** START Page text **
Parenting: Relax & Recharge
Every parent knows between work, shuttling kids around and keeping a household running, cramming everything you need to get done into a 24-hour day feels impossible most days. Suggesting you make time for yourself will just have you rolling your eyes. More likely than not, you barely have time to sit down while you enjoy a cup of coffee most days. Drive thru is a mother’s best friend.
Parents place so much pressure on themselves to keep up. The key to though to maintaining successful parenting will seem counterintuitive at first but trust me for just a bit and I’ll explain… make time for yourself. Without self-care, every parent will inevitably hit a wall whether it be physical or mental wellness. Setting time aside in your schedule to do something for yourself will make you a better parent.
According to board-certified psychiatrist Dr. Grant Brenner, self-care should be practiced “religiously.” “Self-care should not be dropped when it becomes more difficult to maintain,” he says. Plan for obstacles of self-care and have alternatives available in advance, rather than undermining consistency. The key is finding what works for you because everyone’s idea of relaxing is different. “The more specific your plan, the more likely you will be to keep your commitment.”
** END Page text **
- Set exercise a: Update the records from their first line through the line containing "city-field[interactable]: تهران <box>425", replacing "label" with "caption" and changing nothing else.
The records have no connection to the parenting text.
** START Data supplied **
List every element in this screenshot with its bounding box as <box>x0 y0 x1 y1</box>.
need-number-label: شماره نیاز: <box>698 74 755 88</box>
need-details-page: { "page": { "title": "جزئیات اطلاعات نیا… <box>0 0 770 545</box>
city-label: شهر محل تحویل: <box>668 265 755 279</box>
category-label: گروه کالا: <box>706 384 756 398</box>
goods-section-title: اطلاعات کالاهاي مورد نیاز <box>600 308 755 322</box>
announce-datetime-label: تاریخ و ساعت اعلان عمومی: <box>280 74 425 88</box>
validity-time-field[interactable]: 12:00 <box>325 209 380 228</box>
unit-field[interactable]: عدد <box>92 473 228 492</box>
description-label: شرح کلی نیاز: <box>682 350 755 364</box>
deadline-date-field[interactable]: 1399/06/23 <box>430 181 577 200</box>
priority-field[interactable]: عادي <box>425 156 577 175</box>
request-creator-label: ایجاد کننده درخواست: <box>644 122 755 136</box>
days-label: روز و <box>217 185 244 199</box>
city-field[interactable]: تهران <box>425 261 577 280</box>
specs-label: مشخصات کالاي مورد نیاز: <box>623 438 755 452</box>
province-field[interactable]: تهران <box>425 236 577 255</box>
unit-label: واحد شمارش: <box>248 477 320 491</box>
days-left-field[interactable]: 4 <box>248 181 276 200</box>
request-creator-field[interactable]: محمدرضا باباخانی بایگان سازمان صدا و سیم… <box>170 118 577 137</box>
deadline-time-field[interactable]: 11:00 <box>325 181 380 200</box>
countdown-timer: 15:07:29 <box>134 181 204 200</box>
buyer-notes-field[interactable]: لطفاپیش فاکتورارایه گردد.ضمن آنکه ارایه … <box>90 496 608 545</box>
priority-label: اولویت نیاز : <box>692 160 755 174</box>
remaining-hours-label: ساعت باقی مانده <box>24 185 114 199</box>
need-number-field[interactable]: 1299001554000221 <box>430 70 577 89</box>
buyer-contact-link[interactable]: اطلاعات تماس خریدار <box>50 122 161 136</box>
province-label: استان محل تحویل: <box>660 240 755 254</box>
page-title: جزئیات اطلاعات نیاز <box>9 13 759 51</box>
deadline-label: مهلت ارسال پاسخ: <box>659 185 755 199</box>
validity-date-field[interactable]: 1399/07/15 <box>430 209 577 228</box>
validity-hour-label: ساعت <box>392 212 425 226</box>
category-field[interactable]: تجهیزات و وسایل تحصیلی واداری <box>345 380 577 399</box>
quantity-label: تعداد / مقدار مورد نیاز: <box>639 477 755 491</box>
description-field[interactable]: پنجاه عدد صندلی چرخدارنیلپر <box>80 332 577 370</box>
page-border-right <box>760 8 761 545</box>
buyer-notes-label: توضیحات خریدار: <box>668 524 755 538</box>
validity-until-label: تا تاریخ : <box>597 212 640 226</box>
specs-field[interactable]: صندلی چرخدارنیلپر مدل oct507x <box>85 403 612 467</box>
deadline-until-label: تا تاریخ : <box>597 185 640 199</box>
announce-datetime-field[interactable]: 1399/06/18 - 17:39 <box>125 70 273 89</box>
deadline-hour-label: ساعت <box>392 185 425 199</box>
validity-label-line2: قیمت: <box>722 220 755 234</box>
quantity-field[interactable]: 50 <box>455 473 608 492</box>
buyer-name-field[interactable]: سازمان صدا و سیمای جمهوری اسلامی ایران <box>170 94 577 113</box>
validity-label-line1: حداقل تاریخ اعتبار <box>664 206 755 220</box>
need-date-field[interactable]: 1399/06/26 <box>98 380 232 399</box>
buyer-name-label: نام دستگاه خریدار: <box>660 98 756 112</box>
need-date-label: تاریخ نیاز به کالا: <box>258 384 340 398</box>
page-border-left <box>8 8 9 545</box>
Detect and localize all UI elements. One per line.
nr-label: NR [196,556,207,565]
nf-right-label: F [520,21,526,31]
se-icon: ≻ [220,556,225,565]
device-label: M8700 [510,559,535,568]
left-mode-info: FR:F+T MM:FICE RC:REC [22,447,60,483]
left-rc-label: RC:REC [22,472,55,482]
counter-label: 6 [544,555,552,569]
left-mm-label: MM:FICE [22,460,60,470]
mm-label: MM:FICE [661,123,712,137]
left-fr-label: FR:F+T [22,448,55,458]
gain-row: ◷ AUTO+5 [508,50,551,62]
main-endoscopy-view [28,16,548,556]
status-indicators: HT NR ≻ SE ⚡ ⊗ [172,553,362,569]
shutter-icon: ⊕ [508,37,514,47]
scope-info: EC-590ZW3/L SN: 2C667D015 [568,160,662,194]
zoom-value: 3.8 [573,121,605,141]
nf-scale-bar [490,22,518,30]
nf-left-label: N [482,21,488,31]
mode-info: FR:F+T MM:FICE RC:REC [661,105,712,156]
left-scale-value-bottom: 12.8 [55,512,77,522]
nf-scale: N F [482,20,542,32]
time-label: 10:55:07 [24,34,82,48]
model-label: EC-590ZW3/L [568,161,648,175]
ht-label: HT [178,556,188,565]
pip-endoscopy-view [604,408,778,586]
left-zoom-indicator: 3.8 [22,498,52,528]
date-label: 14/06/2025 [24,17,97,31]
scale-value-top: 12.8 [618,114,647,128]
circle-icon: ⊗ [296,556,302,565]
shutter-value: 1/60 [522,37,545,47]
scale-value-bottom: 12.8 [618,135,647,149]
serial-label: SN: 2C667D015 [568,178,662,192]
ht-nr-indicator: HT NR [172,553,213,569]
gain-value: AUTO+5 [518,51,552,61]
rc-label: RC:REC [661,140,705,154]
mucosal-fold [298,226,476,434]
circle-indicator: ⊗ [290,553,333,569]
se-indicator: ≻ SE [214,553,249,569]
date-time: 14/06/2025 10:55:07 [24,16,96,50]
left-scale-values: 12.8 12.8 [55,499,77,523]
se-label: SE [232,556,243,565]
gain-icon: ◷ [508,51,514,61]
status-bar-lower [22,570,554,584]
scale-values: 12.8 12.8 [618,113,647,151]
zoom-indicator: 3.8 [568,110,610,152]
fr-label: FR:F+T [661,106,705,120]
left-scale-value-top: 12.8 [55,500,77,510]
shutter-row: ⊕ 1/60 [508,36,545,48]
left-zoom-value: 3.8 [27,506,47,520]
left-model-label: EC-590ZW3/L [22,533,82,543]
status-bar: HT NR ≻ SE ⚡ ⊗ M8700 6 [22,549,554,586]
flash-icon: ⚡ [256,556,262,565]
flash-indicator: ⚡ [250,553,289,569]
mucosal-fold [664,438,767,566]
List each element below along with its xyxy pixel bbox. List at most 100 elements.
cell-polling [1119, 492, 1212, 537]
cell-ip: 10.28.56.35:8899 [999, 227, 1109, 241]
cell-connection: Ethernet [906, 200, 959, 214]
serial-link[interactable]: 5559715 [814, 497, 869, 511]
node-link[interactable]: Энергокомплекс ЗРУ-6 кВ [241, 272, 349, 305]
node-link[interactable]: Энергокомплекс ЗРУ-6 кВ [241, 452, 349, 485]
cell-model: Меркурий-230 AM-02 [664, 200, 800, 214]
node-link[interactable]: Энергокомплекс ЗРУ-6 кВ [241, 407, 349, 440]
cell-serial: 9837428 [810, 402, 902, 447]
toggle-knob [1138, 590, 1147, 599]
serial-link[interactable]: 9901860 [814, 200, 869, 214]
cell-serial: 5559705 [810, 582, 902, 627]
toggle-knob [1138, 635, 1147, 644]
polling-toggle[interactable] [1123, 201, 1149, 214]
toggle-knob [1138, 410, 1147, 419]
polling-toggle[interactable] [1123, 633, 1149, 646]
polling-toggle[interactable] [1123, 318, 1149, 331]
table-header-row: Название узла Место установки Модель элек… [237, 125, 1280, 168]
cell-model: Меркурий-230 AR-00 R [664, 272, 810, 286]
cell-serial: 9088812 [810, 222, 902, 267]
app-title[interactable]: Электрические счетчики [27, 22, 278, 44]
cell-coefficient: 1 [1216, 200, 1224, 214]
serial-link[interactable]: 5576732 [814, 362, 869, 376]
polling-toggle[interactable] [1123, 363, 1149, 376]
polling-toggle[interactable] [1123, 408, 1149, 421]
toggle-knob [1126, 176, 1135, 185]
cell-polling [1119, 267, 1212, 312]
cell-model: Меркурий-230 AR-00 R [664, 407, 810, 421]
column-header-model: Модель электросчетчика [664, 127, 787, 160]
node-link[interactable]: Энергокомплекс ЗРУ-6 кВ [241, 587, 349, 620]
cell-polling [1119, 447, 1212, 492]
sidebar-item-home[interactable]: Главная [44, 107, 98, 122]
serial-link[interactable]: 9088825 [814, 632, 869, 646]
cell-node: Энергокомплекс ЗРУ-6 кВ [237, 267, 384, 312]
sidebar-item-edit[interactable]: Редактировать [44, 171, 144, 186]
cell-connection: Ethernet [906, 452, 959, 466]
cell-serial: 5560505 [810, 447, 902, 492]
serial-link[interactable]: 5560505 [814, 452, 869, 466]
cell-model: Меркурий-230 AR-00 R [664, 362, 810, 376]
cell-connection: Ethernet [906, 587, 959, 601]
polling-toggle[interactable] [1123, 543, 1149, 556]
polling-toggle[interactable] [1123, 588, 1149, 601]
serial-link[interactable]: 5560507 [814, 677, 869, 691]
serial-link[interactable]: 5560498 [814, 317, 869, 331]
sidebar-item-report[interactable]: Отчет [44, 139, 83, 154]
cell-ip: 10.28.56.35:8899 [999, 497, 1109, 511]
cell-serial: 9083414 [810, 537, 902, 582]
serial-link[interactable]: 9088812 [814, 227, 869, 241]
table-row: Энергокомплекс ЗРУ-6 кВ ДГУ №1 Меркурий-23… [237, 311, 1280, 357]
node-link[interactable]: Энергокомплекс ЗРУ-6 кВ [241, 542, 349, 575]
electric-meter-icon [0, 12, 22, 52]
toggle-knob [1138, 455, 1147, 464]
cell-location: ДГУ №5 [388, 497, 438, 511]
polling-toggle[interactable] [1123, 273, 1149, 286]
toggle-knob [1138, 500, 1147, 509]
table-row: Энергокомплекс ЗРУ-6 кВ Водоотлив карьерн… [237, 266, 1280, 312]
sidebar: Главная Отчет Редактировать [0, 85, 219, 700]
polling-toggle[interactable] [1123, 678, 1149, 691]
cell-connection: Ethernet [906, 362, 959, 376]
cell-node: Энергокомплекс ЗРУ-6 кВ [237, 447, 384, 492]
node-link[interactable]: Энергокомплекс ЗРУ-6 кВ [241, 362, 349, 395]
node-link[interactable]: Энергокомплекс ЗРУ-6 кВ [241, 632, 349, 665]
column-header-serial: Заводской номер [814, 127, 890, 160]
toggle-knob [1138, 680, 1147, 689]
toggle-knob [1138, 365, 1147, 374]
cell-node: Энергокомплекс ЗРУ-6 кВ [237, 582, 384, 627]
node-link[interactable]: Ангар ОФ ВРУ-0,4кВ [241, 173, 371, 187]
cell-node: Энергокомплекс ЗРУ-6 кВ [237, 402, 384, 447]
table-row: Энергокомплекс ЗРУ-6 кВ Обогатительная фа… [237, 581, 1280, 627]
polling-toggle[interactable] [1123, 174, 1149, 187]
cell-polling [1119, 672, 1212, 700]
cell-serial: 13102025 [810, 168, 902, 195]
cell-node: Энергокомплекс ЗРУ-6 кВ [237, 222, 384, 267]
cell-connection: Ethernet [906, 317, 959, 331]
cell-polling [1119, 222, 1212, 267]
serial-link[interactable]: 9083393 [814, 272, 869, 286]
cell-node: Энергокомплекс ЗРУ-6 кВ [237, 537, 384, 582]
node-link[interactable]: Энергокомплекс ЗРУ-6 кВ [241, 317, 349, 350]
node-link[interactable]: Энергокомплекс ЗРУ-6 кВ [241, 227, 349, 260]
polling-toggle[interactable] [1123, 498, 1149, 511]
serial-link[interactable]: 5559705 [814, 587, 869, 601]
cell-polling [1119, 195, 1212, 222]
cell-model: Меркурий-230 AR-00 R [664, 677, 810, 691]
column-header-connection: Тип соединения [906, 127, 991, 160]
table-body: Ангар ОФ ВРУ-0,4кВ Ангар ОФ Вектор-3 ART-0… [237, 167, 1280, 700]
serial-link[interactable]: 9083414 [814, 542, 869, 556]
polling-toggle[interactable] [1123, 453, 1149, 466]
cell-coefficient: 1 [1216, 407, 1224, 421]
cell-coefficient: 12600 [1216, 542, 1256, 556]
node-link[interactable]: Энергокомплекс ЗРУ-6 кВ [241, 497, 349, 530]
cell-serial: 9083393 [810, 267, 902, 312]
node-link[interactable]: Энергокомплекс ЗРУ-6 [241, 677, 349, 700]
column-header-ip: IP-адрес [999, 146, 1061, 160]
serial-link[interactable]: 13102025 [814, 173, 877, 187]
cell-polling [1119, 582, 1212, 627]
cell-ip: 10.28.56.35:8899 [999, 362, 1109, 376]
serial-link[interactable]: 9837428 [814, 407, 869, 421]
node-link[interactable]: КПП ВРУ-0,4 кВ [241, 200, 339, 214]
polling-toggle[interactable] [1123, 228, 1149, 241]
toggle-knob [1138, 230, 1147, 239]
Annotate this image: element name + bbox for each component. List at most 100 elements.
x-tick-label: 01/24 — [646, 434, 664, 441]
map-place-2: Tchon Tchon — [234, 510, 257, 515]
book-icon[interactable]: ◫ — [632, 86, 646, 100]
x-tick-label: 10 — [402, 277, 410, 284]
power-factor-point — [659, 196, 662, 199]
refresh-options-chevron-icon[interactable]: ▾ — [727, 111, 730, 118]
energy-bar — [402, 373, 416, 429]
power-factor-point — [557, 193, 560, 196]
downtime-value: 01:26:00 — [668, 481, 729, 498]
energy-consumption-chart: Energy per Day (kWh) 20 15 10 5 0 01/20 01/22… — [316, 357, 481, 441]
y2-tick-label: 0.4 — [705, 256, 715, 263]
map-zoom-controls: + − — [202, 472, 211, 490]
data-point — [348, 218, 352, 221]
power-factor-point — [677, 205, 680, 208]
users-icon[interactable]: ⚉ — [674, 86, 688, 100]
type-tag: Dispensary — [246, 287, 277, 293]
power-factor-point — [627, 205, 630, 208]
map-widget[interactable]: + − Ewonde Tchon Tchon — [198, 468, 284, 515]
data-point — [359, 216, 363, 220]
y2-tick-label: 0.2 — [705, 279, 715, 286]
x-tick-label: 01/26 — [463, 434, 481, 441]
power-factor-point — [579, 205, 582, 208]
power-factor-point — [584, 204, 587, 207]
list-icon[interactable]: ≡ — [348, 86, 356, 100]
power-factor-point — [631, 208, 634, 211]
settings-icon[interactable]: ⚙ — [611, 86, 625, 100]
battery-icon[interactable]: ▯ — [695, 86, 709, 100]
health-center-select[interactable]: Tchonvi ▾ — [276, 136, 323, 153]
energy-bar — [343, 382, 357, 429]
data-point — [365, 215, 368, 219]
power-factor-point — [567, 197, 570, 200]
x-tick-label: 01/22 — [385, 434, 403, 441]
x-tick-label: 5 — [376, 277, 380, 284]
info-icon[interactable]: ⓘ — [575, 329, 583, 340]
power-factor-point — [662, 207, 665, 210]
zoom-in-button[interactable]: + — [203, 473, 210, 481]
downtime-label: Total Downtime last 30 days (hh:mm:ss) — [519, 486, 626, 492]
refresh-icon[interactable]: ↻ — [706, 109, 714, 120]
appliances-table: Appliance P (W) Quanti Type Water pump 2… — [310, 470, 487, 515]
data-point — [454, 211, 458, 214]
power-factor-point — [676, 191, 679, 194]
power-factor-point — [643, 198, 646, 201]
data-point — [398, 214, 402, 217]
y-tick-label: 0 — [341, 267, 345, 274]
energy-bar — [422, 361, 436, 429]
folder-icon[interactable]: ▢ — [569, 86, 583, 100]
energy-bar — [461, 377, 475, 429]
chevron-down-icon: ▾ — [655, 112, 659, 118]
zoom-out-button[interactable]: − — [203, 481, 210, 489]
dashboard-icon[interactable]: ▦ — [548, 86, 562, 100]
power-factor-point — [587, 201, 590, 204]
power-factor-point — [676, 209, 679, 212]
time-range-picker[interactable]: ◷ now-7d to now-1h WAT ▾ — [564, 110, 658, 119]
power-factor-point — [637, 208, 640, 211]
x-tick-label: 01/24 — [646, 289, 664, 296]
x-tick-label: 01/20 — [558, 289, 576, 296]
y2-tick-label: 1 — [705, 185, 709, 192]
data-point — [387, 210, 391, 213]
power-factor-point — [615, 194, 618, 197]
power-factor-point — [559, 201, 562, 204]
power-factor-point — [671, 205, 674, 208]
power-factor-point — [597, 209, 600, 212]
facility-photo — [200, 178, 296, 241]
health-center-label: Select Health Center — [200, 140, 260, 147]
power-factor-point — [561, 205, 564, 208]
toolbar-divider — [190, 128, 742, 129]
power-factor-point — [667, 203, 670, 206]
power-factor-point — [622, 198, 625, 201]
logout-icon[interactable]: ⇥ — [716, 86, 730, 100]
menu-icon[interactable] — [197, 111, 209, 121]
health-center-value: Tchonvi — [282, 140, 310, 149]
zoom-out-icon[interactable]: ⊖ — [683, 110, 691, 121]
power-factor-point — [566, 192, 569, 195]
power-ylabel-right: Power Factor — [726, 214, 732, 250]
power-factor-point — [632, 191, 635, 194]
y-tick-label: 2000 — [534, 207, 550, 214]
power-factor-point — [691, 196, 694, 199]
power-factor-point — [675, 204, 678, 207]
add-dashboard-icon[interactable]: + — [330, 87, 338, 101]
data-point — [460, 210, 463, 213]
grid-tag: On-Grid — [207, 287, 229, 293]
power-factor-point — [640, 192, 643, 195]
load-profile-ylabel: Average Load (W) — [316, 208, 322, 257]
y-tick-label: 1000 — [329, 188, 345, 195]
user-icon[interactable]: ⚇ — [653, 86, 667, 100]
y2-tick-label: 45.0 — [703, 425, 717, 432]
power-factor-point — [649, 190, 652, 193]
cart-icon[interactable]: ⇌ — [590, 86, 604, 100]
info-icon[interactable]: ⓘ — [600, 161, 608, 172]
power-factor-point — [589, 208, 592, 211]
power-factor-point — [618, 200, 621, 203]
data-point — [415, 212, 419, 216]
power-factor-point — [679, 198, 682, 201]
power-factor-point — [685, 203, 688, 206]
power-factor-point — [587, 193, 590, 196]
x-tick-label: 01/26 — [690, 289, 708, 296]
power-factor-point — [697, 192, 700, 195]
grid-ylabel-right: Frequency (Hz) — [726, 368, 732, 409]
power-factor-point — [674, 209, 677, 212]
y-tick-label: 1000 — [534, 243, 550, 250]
** END Data supplied **
- Set exercise b: Does the parenting text agree with each statement? (i) Dr. Grant Brenner is a board-certified psychiatrist. (ii) Brenner says self-care may be dropped once it becomes harder to maintain. (iii) The text says everyone relaxes in the same way. Answer yes or no for each, quoting the deciding words.

- Complete answer a:
List every element in this screenshot with its bounding box as <box>x0 y0 x1 y1</box>.
need-number-caption: شماره نیاز: <box>698 74 755 88</box>
need-details-page: { "page": { "title": "جزئیات اطلاعات نیا… <box>0 0 770 545</box>
city-caption: شهر محل تحویل: <box>668 265 755 279</box>
category-caption: گروه کالا: <box>706 384 756 398</box>
goods-section-title: اطلاعات کالاهاي مورد نیاز <box>600 308 755 322</box>
announce-datetime-caption: تاریخ و ساعت اعلان عمومی: <box>280 74 425 88</box>
validity-time-field[interactable]: 12:00 <box>325 209 380 228</box>
unit-field[interactable]: عدد <box>92 473 228 492</box>
description-caption: شرح کلی نیاز: <box>682 350 755 364</box>
deadline-date-field[interactable]: 1399/06/23 <box>430 181 577 200</box>
priority-field[interactable]: عادي <box>425 156 577 175</box>
request-creator-caption: ایجاد کننده درخواست: <box>644 122 755 136</box>
days-caption: روز و <box>217 185 244 199</box>
city-field[interactable]: تهران <box>425 261 577 280</box>

- Complete answer b:
(i) Yes: "According to board-certified psychiatrist Dr. Grant Brenner"
(ii) No: "Self-care should not be dropped when it becomes more difficult to maintain"
(iii) No: "everyone’s idea of relaxing is different"